▸ THE PROBLEM: Repeat each record exactly as written, and drop any images.

▸ ENTRIES:
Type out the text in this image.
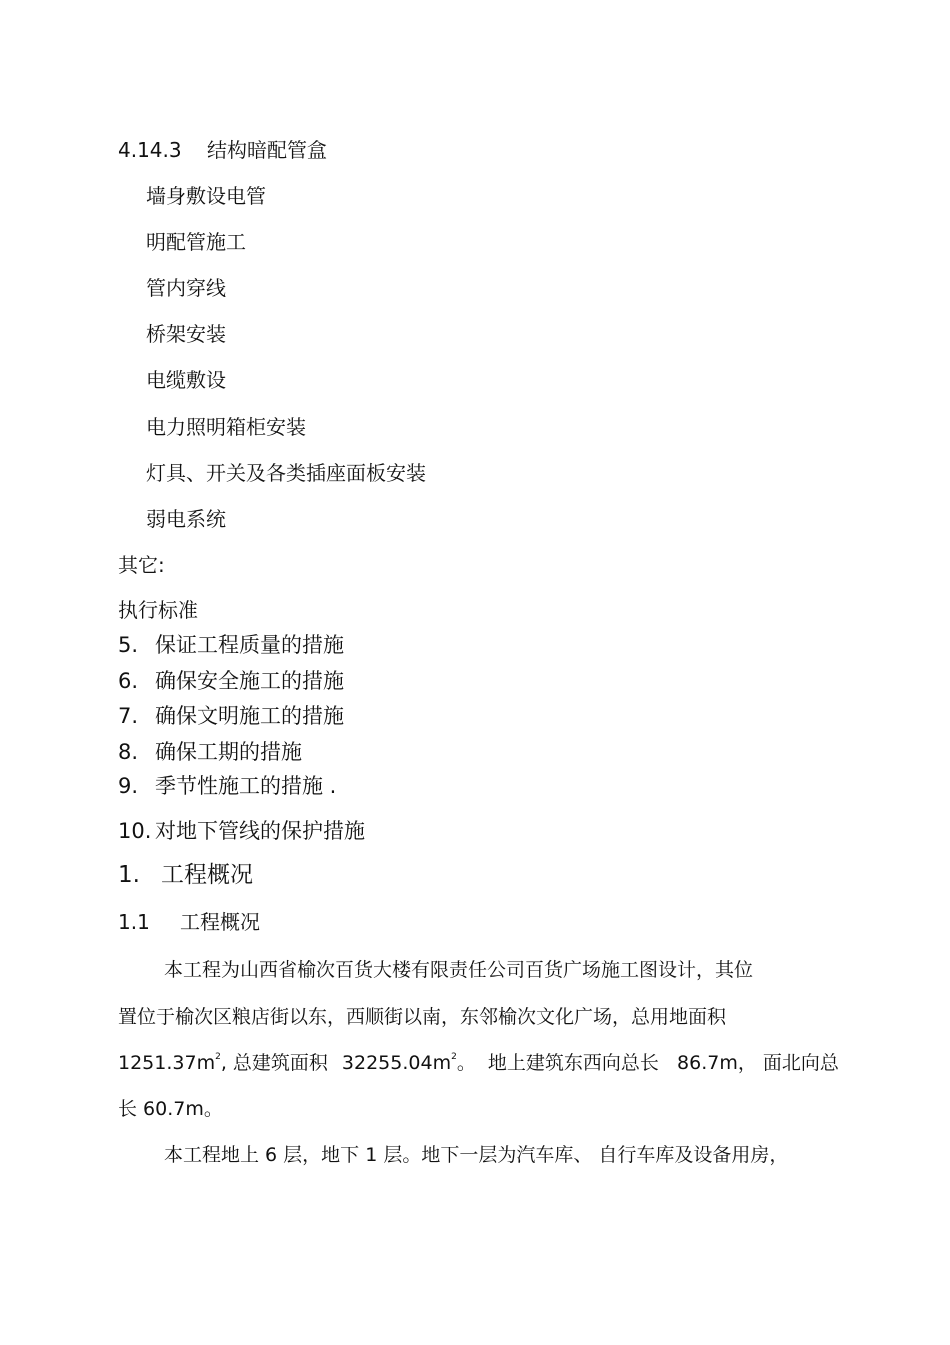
4.14.3 结构暗配管盒
墙身敷设电管
明配管施工
管内穿线
桥架安装
电缆敷设
电力照明箱柜安装
灯具、开关及各类插座面板安装
弱电系统
其它:
执行标准
5. 保证工程质量的措施
6. 确保安全施工的措施
7. 确保文明施工的措施
8. 确保工期的措施
9. 季节性施工的措施 .
10. 对地下管线的保护措施
1. 工程概况
1.1 工程概况
本工程为山西省榆次百货大楼有限责任公司百货广场施工图设计，其位
置位于榆次区粮店街以东，西顺街以南，东邻榆次文化广场，总用地面积
$1251.37m^2$, 总建筑面积 $32255.04m^2$。  地上建筑东西向总长   86.7m， 面北向总
长 60.7m。
本工程地上 6 层，地下 1 层。地下一层为汽车库、 自行车库及设备用房，
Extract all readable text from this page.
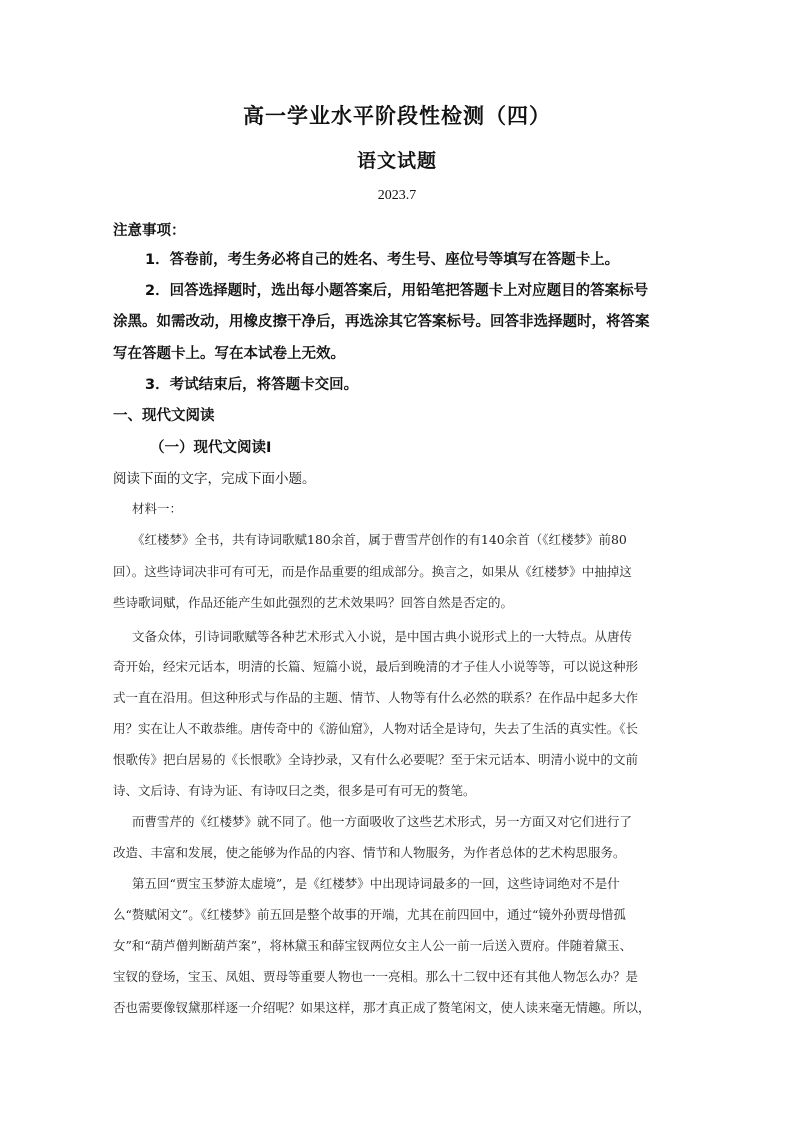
高一学业水平阶段性检测（四）
语文试题
2023.7
注意事项：
1．答卷前，考生务必将自己的姓名、考生号、座位号等填写在答题卡上。
2．回答选择题时，选出每小题答案后，用铅笔把答题卡上对应题目的答案标号
涂黑。如需改动，用橡皮擦干净后，再选涂其它答案标号。回答非选择题时，将答案
写在答题卡上。写在本试卷上无效。
3．考试结束后，将答题卡交回。
一、现代文阅读
（一）现代文阅读Ⅰ
阅读下面的文字，完成下面小题。
材料一：
《红楼梦》全书，共有诗词歌赋180余首，属于曹雪芹创作的有140余首（《红楼梦》前80
回）。这些诗词决非可有可无，而是作品重要的组成部分。换言之，如果从《红楼梦》中抽掉这
些诗歌词赋，作品还能产生如此强烈的艺术效果吗？回答自然是否定的。
文备众体，引诗词歌赋等各种艺术形式入小说，是中国古典小说形式上的一大特点。从唐传
奇开始，经宋元话本，明清的长篇、短篇小说，最后到晚清的才子佳人小说等等，可以说这种形
式一直在沿用。但这种形式与作品的主题、情节、人物等有什么必然的联系？在作品中起多大作
用？实在让人不敢恭维。唐传奇中的《游仙窟》，人物对话全是诗句，失去了生活的真实性。《长
恨歌传》把白居易的《长恨歌》全诗抄录，又有什么必要呢？至于宋元话本、明清小说中的文前
诗、文后诗、有诗为证、有诗叹曰之类，很多是可有可无的赘笔。
而曹雪芹的《红楼梦》就不同了。他一方面吸收了这些艺术形式，另一方面又对它们进行了
改造、丰富和发展，使之能够为作品的内容、情节和人物服务，为作者总体的艺术构思服务。
第五回“贾宝玉梦游太虚境”，是《红楼梦》中出现诗词最多的一回，这些诗词绝对不是什
么“赘赋闲文”。《红楼梦》前五回是整个故事的开端，尤其在前四回中，通过“镜外孙贾母惜孤
女”和“葫芦僧判断葫芦案”，将林黛玉和薛宝钗两位女主人公一前一后送入贾府。伴随着黛玉、
宝钗的登场，宝玉、凤姐、贾母等重要人物也一一亮相。那么十二钗中还有其他人物怎么办？是
否也需要像钗黛那样逐一介绍呢？如果这样，那才真正成了赘笔闲文，使人读来毫无情趣。所以，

▸ COMPLETED EXERCISE:
Type out the text in this image.
4.14.3 结构暗配管盒
墙身敷设电管
明配管施工
管内穿线
桥架安装
电缆敷设
电力照明箱柜安装
灯具、开关及各类插座面板安装
弱电系统
其它:
执行标准
5. 保证工程质量的措施
6. 确保安全施工的措施
7. 确保文明施工的措施
8. 确保工期的措施
9. 季节性施工的措施 .
10. 对地下管线的保护措施
1. 工程概况
1.1 工程概况
本工程为山西省榆次百货大楼有限责任公司百货广场施工图设计，其位
置位于榆次区粮店街以东，西顺街以南，东邻榆次文化广场，总用地面积
$1251.37m^2$, 总建筑面积 $32255.04m^2$。  地上建筑东西向总长   86.7m， 面北向总
长 60.7m。
本工程地上 6 层，地下 1 层。地下一层为汽车库、 自行车库及设备用房，
Extract all readable text from this page.
高一学业水平阶段性检测（四）
语文试题
2023.7
注意事项：
1．答卷前，考生务必将自己的姓名、考生号、座位号等填写在答题卡上。
2．回答选择题时，选出每小题答案后，用铅笔把答题卡上对应题目的答案标号
涂黑。如需改动，用橡皮擦干净后，再选涂其它答案标号。回答非选择题时，将答案
写在答题卡上。写在本试卷上无效。
3．考试结束后，将答题卡交回。
一、现代文阅读
（一）现代文阅读Ⅰ
阅读下面的文字，完成下面小题。
材料一：
《红楼梦》全书，共有诗词歌赋180余首，属于曹雪芹创作的有140余首（《红楼梦》前80
回）。这些诗词决非可有可无，而是作品重要的组成部分。换言之，如果从《红楼梦》中抽掉这
些诗歌词赋，作品还能产生如此强烈的艺术效果吗？回答自然是否定的。
文备众体，引诗词歌赋等各种艺术形式入小说，是中国古典小说形式上的一大特点。从唐传
奇开始，经宋元话本，明清的长篇、短篇小说，最后到晚清的才子佳人小说等等，可以说这种形
式一直在沿用。但这种形式与作品的主题、情节、人物等有什么必然的联系？在作品中起多大作
用？实在让人不敢恭维。唐传奇中的《游仙窟》，人物对话全是诗句，失去了生活的真实性。《长
恨歌传》把白居易的《长恨歌》全诗抄录，又有什么必要呢？至于宋元话本、明清小说中的文前
诗、文后诗、有诗为证、有诗叹曰之类，很多是可有可无的赘笔。
而曹雪芹的《红楼梦》就不同了。他一方面吸收了这些艺术形式，另一方面又对它们进行了
改造、丰富和发展，使之能够为作品的内容、情节和人物服务，为作者总体的艺术构思服务。
第五回“贾宝玉梦游太虚境”，是《红楼梦》中出现诗词最多的一回，这些诗词绝对不是什
么“赘赋闲文”。《红楼梦》前五回是整个故事的开端，尤其在前四回中，通过“镜外孙贾母惜孤
女”和“葫芦僧判断葫芦案”，将林黛玉和薛宝钗两位女主人公一前一后送入贾府。伴随着黛玉、
宝钗的登场，宝玉、凤姐、贾母等重要人物也一一亮相。那么十二钗中还有其他人物怎么办？是
否也需要像钗黛那样逐一介绍呢？如果这样，那才真正成了赘笔闲文，使人读来毫无情趣。所以，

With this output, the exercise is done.